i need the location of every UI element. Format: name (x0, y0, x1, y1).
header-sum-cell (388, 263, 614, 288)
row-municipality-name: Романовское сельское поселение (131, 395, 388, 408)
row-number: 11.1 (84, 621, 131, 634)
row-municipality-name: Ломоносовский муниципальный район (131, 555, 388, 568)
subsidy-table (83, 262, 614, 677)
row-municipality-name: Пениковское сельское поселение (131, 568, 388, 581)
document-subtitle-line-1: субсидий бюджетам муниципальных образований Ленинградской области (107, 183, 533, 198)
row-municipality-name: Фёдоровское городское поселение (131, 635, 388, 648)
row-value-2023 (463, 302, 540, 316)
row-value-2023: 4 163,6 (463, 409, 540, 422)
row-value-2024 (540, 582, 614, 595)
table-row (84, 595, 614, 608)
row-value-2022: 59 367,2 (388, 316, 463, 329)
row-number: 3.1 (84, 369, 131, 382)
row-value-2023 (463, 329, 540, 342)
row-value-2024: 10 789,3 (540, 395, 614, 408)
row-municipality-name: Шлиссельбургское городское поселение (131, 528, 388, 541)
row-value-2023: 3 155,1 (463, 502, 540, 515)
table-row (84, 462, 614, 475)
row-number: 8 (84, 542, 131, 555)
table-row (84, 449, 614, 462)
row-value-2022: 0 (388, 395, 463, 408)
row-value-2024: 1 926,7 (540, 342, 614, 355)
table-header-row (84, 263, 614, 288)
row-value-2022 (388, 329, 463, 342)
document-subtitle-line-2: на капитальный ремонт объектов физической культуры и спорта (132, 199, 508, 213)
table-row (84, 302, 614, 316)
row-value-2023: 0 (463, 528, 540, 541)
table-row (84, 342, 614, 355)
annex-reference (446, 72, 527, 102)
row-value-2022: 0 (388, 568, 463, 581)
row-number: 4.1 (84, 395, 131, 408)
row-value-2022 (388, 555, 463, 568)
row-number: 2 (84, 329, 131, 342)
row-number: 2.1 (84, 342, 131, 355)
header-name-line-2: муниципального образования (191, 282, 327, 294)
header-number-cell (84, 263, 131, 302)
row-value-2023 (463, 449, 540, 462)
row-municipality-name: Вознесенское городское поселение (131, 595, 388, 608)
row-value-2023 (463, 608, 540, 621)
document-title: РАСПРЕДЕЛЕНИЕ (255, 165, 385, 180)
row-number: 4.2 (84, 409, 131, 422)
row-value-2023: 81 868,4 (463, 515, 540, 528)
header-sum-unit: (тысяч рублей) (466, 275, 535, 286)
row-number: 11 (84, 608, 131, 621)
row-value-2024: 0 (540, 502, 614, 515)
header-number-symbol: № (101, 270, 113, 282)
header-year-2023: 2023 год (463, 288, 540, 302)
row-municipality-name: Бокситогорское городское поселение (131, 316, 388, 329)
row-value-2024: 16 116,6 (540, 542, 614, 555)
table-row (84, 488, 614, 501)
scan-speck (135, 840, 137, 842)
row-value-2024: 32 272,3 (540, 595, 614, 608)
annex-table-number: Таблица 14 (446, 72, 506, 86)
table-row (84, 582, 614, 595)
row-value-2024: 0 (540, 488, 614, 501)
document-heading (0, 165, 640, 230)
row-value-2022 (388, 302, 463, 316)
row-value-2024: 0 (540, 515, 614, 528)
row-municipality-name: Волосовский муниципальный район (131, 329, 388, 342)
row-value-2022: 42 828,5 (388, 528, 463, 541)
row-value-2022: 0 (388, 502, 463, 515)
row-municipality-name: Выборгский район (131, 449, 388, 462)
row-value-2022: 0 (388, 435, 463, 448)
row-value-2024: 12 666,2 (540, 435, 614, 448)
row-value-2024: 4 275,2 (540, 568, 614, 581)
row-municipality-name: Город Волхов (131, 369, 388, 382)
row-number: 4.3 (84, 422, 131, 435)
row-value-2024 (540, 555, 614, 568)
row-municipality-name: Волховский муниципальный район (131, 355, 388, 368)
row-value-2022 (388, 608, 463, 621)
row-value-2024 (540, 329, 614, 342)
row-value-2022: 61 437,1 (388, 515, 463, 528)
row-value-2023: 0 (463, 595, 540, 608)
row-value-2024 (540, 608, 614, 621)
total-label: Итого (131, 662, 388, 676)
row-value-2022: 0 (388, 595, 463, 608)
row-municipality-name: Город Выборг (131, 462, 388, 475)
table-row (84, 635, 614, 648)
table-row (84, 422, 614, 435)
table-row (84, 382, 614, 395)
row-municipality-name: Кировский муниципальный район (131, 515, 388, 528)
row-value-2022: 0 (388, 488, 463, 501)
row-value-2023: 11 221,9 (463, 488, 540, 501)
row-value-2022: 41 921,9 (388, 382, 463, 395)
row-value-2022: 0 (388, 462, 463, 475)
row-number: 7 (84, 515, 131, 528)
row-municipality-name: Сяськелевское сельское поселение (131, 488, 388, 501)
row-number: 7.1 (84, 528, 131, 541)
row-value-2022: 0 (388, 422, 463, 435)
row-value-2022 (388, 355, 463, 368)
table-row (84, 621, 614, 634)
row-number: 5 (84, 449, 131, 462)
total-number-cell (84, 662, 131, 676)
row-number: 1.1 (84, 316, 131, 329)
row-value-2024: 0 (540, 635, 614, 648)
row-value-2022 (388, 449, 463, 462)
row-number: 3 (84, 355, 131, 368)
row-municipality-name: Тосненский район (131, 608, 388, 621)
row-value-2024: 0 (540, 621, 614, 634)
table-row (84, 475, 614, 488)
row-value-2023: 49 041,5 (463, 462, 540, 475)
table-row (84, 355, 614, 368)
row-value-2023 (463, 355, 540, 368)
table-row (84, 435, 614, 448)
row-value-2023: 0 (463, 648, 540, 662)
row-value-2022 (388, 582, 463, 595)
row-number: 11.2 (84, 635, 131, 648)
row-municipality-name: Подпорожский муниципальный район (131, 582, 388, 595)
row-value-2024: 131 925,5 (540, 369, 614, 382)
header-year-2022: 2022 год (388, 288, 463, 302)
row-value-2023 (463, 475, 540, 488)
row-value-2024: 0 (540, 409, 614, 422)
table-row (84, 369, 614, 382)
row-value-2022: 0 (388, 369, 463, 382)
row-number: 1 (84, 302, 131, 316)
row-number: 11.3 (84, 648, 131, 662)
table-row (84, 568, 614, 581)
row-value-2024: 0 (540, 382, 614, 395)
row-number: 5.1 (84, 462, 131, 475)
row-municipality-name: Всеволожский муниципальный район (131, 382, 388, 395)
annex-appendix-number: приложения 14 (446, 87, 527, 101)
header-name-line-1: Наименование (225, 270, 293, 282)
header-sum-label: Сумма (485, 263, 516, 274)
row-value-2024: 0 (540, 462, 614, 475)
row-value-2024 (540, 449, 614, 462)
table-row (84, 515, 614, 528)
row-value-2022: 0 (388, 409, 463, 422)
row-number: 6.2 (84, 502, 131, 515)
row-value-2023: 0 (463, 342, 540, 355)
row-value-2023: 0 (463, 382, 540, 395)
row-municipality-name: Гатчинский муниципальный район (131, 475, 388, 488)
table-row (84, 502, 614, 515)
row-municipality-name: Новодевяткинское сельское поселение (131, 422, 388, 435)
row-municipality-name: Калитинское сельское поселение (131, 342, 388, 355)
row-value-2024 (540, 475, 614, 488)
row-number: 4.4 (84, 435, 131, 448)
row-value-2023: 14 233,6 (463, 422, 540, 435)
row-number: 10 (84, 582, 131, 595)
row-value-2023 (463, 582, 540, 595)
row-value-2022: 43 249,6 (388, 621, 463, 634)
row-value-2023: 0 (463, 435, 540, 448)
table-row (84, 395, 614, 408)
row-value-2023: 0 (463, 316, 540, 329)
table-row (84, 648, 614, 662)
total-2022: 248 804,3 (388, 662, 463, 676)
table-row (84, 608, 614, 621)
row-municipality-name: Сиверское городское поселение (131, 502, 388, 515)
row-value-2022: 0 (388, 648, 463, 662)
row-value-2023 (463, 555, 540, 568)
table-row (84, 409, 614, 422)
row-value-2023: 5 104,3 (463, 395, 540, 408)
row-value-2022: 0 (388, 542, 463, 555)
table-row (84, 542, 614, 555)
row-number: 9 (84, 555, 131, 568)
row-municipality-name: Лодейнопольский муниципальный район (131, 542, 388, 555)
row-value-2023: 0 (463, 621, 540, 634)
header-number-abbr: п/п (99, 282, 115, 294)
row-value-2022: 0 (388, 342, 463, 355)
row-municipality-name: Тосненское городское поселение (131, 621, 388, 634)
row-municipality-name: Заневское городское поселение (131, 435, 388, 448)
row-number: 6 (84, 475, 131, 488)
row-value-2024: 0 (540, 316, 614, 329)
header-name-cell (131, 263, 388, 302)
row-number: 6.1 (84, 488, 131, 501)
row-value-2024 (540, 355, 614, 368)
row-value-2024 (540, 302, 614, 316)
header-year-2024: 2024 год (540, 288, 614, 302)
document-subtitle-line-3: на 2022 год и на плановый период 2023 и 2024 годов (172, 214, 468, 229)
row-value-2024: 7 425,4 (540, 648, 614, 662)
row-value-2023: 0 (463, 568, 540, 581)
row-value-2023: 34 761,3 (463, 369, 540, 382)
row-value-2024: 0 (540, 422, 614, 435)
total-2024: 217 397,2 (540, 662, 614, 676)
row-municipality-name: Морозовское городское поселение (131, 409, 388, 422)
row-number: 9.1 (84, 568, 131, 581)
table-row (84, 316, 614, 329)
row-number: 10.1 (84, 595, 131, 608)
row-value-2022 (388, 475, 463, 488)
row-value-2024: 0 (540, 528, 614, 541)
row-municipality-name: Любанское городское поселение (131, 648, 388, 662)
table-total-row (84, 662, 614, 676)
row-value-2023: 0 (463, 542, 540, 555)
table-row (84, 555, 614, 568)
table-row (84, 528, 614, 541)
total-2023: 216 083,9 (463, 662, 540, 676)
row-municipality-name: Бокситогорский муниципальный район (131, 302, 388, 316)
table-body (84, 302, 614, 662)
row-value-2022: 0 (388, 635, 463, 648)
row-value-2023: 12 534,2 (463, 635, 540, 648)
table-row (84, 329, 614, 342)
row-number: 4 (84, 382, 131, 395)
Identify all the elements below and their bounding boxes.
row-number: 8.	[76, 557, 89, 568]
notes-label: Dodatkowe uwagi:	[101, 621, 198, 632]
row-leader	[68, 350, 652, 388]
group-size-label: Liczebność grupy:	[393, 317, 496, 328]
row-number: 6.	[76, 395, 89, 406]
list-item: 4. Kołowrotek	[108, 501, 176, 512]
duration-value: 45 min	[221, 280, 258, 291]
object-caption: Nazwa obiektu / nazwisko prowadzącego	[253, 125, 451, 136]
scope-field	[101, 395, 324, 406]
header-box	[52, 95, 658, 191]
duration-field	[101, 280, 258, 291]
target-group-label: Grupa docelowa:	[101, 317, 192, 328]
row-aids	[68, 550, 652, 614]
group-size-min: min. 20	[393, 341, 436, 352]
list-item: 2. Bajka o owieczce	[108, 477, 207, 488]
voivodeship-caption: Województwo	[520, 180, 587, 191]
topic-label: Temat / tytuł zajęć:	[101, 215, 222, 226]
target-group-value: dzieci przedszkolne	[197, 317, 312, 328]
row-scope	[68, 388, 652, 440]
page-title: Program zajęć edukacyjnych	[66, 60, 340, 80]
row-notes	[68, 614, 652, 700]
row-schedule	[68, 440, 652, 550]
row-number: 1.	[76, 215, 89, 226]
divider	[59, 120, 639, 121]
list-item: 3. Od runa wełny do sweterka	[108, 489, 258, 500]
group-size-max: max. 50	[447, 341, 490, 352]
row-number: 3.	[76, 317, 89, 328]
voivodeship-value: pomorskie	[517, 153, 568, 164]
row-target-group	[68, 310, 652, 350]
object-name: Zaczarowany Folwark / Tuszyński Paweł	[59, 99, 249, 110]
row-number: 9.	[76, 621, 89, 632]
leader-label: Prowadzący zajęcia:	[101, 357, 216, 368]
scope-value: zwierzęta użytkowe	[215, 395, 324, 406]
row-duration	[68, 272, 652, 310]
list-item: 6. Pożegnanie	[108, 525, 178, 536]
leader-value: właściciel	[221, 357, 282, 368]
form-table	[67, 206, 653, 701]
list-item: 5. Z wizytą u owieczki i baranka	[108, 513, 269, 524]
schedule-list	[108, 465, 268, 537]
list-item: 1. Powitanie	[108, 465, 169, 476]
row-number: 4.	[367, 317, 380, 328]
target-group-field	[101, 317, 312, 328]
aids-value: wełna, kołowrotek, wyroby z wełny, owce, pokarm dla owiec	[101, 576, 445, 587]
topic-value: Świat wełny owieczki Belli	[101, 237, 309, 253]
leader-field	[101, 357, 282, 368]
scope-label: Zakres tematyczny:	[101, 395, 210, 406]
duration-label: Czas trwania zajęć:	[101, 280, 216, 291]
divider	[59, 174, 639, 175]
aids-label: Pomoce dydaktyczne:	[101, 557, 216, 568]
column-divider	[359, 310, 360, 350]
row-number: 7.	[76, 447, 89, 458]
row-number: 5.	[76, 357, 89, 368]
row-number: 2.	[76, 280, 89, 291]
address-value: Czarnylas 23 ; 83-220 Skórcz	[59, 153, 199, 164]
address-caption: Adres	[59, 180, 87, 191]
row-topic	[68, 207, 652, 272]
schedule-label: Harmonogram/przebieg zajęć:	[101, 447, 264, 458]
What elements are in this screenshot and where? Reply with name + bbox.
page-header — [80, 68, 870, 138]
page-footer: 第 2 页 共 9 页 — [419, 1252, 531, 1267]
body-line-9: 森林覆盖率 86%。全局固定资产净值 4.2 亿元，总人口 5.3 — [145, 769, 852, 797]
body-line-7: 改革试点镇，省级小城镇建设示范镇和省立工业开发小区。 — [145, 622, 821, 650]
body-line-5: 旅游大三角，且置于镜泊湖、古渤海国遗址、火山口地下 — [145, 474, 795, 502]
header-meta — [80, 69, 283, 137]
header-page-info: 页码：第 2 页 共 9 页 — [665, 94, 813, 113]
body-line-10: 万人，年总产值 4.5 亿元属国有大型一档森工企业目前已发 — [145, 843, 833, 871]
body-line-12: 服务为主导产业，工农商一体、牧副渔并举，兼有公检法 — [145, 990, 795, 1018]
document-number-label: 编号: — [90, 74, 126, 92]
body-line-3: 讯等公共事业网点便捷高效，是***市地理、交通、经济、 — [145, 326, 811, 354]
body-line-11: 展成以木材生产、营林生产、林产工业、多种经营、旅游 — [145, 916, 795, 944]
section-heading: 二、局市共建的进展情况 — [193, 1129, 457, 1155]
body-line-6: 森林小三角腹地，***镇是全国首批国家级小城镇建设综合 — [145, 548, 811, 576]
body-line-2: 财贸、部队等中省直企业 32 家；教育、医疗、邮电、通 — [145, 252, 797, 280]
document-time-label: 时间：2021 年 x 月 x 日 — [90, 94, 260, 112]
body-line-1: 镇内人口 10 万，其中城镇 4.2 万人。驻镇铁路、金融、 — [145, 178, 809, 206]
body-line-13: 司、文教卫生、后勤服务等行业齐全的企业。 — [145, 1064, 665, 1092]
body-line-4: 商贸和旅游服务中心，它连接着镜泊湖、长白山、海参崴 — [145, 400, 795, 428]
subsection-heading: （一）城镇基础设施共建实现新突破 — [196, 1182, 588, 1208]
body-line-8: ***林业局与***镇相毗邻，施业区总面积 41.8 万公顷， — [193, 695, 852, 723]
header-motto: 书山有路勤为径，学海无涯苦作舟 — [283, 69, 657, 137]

**PROBLEM DETAILS**
Reproduce the material unchanged, from its opening line through the line containing "row-number: 11.1 (84, 621, 131, 634)", including both of those lines.

**RESPONSE BELOW**
i need the location of every UI element. Format: name (x0, y0, x1, y1).
header-sum-cell (388, 263, 614, 288)
row-municipality-name: Романовское сельское поселение (131, 395, 388, 408)
row-number: 11.1 (84, 621, 131, 634)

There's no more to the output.